Task instructions —
Reproduce word for word the stretch of the trigonometry solutions from "Ans: We know" through "L.H.S  $=$ R.H.S.".

### Source

5. Find the value of :

(i) Sin 75°

Ans: We have,

Sin 75°= Sin ( 45°+ 30° )

Sin 75°= Sin 45° Cos 30° + Cos 45° Sin 30° 

Since we know that, $\text{sin}\left( \text{x+y} \right)\text{=sin x cos y+cos x sin y}$ 

Therefore we have,

$Sin 75^o = \dfrac{1}{\sqrt 2}\times \dfrac{\sqrt 3}{2}\times+ \dfrac{1}{\sqrt 2}\times\dfrac{1}{2}$

$Sin 75^o = \dfrac{{\sqrt 3}+1}{2\sqrt 2}$

(ii) tan 15°

Ans: We have,

tan 15°= tan ( 45°- 30° )

= $\dfrac{( tan 45°- tan 30° )}{1+( tan 45° tan 30° )}$

Since we know, $\text{tan}\left( \text{x-y} \right)\text{=}\dfrac{\text{tan x-tan y}}{\text{1+tan x tan y}}$

Therefore we have,

$tan 15°=\dfrac{\text{1-}\dfrac{\text{1}}{\sqrt{\text{3}}}}{\text{1+1}\left( \dfrac{\text{1}}{\sqrt{\text{3}}} \right)}$

$\text{=}\dfrac{\dfrac{\sqrt{\text{3}}\text{-1}}{\sqrt{\text{3}}}}{\dfrac{\sqrt{\text{3}}\text{+1}}{\sqrt{\text{3}}}}$

$\text{=}\dfrac{\sqrt{\text{3}}\text{-1}}{\sqrt{\text{3}}\text{+1}}$

$\text{=}\dfrac{{{\left( \sqrt{\text{3}}\text{-1} \right)}^{\text{2}}}}{\left( \sqrt{\text{3}}\text{+1} \right)\left( \sqrt{\text{3}}\text{-1} \right)}$ 

Further computing we have,

$\text{tan1}{{\text{5}}^{\text{o}}}\text{=}\dfrac{\text{3+1-2}\sqrt{\text{3}}}{{{\left( \sqrt{\text{3}} \right)}^{\text{2}}}\text{-}{{\left( \text{1} \right)}^{\text{2}}}}$ 

$\text{=}\dfrac{\text{4-2}\sqrt{\text{3}}}{\text{3-1}}$

$\text{=2-}\sqrt{\text{3}}$

6. Prove that $\text{cos}\left( \dfrac{\text{ }\!\!\pi\!\!\text{ }}{\text{4}}\text{-x} \right)\text{cos}\left( \dfrac{\text{ }\!\!\pi\!\!\text{ }}{\text{4}}\text{-y} \right)\text{-sin}\left( \dfrac{\text{ }\!\!\pi\!\!\text{ }}{\text{4}}\text{-x} \right)\text{sin}\left( \dfrac{\text{ }\!\!\pi\!\!\text{ }}{\text{4}}\text{-y} \right)\text{=sin}\left( \text{x+y} \right)$

Ans: We know that, $\text{cos}\left( \text{x+y} \right)\text{=cos xcos y-sin xsin y}$ 

$\text{cos}\left( \dfrac{\text{ }\!\!\pi\!\!\text{ }}{\text{4}}\text{-x} \right)\text{cos}\left( \dfrac{\text{ }\!\!\pi\!\!\text{ }}{\text{4}}\text{-y} \right)\text{-sin}\left( \dfrac{\text{ }\!\!\pi\!\!\text{ }}{\text{4}}\text{-x} \right)\text{sin}\left( \dfrac{\text{ }\!\!\pi\!\!\text{ }}{\text{4}}\text{-y} \right)\text{=cos}\left[ \dfrac{\text{ }\!\!\pi\!\!\text{ }}{\text{4}}\text{-x+}\dfrac{\text{ }\!\!\pi\!\!\text{ }}{\text{4}}\text{-y} \right]$

$\text{=cos}\left[ \dfrac{\text{ }\!\!\pi\!\!\text{ }}{\text{2}}\text{-}\left( \text{x+y} \right) \right]$

$\text{=sin}\left( \text{x+y} \right)$ 

L.H.S  $=$ R.H.S.

######
### Material provided

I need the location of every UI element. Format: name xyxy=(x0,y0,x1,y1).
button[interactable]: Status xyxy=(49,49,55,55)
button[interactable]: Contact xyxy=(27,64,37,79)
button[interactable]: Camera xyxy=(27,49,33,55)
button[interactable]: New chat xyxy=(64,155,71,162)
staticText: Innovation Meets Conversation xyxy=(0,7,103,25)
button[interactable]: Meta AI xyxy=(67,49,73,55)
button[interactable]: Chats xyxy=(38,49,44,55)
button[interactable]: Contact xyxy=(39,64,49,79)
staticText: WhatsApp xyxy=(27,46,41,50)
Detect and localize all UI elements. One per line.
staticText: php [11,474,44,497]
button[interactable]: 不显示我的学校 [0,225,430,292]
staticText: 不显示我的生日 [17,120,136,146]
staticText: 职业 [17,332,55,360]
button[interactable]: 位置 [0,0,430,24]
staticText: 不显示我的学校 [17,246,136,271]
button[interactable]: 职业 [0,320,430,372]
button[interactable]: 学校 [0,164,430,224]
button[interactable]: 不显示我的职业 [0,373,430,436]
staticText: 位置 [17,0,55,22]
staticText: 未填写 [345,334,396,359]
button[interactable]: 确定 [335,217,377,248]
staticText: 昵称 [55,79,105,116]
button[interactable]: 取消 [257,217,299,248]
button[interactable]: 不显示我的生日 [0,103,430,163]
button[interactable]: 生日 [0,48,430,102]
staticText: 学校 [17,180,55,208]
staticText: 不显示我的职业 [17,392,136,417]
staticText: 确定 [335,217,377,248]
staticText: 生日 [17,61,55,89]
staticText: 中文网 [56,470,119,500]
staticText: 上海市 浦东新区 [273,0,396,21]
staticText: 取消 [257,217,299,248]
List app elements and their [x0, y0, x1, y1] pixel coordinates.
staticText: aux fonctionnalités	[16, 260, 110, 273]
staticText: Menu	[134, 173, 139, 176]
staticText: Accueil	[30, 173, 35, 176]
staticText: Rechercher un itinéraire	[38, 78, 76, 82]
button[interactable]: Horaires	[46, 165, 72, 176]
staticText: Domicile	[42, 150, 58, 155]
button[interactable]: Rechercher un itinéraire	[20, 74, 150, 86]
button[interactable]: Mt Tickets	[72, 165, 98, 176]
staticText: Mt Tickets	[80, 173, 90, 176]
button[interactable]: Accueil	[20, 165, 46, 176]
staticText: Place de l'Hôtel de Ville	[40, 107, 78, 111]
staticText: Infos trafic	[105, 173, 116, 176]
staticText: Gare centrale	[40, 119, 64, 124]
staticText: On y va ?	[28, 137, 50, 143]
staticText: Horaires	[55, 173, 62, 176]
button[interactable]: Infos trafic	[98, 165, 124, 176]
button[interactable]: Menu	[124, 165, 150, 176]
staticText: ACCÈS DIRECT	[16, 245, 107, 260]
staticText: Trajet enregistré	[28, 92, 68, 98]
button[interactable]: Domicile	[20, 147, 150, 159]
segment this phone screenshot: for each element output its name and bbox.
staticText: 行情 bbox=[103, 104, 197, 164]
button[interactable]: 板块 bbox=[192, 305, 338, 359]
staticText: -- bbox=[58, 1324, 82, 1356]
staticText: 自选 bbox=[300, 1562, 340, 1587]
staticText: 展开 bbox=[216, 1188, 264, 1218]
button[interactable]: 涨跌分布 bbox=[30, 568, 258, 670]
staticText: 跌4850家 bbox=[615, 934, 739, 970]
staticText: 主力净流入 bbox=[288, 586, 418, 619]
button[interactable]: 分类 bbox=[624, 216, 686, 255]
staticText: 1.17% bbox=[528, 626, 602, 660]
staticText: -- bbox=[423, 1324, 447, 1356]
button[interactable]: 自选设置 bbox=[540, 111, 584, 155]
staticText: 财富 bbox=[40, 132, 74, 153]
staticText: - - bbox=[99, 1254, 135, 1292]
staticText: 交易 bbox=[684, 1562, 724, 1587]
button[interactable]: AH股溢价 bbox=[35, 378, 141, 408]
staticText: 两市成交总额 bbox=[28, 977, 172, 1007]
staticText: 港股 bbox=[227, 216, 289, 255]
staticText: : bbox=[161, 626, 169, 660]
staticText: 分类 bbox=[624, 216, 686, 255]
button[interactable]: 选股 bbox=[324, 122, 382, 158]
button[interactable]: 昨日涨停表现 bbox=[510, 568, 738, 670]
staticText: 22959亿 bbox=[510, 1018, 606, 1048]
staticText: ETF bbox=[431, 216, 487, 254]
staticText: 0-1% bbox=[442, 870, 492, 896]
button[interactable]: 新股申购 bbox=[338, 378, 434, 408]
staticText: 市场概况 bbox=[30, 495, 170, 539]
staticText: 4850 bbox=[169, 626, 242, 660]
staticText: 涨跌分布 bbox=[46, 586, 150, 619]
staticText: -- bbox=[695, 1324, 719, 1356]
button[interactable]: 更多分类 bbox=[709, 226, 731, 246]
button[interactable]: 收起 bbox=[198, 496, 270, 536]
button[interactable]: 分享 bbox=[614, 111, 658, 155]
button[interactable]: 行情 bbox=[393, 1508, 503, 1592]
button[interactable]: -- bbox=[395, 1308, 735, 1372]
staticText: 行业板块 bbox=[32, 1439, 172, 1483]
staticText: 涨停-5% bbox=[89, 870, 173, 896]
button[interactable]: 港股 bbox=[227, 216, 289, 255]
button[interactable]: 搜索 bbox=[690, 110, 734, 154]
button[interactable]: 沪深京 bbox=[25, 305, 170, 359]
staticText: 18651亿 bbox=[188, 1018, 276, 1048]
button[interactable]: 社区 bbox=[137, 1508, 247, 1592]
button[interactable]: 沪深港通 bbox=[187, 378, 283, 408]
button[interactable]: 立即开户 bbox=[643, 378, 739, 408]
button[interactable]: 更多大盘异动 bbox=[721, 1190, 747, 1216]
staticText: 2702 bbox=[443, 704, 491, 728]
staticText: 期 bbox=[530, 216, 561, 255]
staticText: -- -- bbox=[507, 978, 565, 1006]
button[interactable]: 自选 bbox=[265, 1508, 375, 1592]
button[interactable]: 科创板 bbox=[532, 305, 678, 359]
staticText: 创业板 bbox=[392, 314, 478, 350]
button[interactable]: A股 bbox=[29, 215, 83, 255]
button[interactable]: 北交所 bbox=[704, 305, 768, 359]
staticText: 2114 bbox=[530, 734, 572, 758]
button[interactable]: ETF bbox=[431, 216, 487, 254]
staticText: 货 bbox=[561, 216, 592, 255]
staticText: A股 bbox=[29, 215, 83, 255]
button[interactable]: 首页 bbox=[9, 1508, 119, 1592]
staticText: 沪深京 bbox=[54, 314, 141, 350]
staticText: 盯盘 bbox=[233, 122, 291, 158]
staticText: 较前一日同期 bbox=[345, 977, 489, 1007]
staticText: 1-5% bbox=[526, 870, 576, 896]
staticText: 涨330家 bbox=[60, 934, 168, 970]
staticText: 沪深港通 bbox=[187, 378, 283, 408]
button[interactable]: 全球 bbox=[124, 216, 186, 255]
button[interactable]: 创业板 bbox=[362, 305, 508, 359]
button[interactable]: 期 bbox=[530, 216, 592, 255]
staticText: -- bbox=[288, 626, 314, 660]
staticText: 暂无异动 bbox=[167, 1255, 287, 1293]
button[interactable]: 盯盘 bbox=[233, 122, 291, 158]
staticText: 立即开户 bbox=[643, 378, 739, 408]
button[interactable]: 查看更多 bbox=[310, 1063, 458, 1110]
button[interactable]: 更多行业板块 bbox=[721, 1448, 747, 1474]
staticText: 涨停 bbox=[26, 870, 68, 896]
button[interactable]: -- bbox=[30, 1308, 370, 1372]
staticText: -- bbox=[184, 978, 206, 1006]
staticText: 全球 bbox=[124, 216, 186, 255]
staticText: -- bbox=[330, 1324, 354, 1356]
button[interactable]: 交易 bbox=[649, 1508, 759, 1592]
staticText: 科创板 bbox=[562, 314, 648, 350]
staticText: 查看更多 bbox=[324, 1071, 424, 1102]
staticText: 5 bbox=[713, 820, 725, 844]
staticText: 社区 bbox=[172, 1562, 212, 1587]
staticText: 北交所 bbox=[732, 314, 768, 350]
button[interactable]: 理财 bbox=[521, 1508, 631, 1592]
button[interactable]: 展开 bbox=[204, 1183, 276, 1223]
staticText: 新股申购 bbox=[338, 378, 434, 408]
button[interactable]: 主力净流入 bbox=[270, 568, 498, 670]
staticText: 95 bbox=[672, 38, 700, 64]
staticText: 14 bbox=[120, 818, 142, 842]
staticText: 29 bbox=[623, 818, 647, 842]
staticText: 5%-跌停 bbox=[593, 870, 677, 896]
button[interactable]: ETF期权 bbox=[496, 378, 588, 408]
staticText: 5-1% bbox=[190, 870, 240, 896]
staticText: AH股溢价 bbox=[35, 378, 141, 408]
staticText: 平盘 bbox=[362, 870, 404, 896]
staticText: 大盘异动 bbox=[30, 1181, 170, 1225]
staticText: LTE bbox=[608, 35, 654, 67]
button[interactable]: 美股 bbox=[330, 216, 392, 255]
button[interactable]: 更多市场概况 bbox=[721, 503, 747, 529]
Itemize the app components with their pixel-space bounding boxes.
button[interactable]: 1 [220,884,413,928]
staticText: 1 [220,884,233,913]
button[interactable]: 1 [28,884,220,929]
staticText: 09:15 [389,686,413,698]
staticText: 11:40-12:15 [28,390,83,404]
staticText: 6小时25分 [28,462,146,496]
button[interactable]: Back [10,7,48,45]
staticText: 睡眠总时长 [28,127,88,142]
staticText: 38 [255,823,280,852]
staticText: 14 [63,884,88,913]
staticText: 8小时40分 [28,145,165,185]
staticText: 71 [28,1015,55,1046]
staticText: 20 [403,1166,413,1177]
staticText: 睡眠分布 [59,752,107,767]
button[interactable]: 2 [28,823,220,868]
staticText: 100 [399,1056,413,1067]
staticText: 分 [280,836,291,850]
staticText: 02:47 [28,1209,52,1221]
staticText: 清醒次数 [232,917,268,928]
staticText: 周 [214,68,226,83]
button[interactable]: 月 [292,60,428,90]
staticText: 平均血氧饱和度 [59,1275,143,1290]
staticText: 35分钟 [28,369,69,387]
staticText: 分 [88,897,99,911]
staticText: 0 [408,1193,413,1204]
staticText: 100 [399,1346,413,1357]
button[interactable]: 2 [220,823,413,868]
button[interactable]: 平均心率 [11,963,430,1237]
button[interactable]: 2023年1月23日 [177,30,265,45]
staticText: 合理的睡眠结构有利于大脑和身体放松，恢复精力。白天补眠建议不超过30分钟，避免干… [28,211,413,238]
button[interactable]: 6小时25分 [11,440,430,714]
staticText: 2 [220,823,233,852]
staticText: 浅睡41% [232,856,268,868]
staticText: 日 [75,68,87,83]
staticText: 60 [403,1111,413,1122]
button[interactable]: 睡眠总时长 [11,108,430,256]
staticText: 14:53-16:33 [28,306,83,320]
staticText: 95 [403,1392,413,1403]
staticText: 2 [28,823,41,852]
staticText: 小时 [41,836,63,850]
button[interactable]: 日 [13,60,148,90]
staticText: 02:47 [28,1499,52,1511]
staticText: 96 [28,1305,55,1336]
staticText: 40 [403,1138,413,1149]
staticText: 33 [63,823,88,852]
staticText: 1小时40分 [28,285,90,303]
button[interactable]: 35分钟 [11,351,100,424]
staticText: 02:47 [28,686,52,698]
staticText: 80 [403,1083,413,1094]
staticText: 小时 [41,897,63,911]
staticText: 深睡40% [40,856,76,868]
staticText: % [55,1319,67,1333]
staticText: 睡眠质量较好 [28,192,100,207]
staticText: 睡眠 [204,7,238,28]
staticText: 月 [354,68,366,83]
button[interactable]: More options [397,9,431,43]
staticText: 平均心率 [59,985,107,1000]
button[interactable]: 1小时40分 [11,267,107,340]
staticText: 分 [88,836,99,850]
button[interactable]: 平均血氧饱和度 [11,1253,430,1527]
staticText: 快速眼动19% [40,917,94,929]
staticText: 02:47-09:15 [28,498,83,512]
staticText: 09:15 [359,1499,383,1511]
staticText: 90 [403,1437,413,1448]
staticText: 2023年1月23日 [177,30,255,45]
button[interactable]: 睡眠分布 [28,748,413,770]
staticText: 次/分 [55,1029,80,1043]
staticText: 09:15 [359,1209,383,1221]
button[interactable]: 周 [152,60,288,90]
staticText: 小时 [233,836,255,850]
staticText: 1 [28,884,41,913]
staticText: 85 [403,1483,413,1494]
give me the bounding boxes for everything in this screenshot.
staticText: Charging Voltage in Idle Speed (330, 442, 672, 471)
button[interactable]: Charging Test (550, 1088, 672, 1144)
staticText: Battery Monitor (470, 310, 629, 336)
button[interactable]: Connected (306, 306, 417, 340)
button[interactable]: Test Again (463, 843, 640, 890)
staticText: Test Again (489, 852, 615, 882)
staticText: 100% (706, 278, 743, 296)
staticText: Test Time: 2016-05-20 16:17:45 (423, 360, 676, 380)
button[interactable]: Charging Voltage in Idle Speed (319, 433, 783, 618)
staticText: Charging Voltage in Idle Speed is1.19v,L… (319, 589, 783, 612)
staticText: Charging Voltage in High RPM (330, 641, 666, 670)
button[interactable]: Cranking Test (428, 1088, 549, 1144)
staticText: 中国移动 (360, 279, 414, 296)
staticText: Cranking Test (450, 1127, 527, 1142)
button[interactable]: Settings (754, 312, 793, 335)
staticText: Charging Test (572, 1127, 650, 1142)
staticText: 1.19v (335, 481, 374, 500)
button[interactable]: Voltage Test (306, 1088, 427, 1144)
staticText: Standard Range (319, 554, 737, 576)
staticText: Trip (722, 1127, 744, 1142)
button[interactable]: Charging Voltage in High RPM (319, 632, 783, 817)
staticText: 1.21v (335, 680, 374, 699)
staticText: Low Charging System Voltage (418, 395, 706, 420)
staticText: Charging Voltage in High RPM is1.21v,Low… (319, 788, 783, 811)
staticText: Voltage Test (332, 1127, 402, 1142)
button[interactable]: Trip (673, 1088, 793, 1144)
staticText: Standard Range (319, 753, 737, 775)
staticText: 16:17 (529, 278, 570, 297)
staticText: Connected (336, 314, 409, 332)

######

Response to this task —
Ans: We know that, $\text{cos}\left( \text{x+y} \right)\text{=cos xcos y-sin xsin y}$ 

$\text{cos}\left( \dfrac{\text{ }\!\!\pi\!\!\text{ }}{\text{4}}\text{-x} \right)\text{cos}\left( \dfrac{\text{ }\!\!\pi\!\!\text{ }}{\text{4}}\text{-y} \right)\text{-sin}\left( \dfrac{\text{ }\!\!\pi\!\!\text{ }}{\text{4}}\text{-x} \right)\text{sin}\left( \dfrac{\text{ }\!\!\pi\!\!\text{ }}{\text{4}}\text{-y} \right)\text{=cos}\left[ \dfrac{\text{ }\!\!\pi\!\!\text{ }}{\text{4}}\text{-x+}\dfrac{\text{ }\!\!\pi\!\!\text{ }}{\text{4}}\text{-y} \right]$

$\text{=cos}\left[ \dfrac{\text{ }\!\!\pi\!\!\text{ }}{\text{2}}\text{-}\left( \text{x+y} \right) \right]$

$\text{=sin}\left( \text{x+y} \right)$ 

L.H.S  $=$ R.H.S.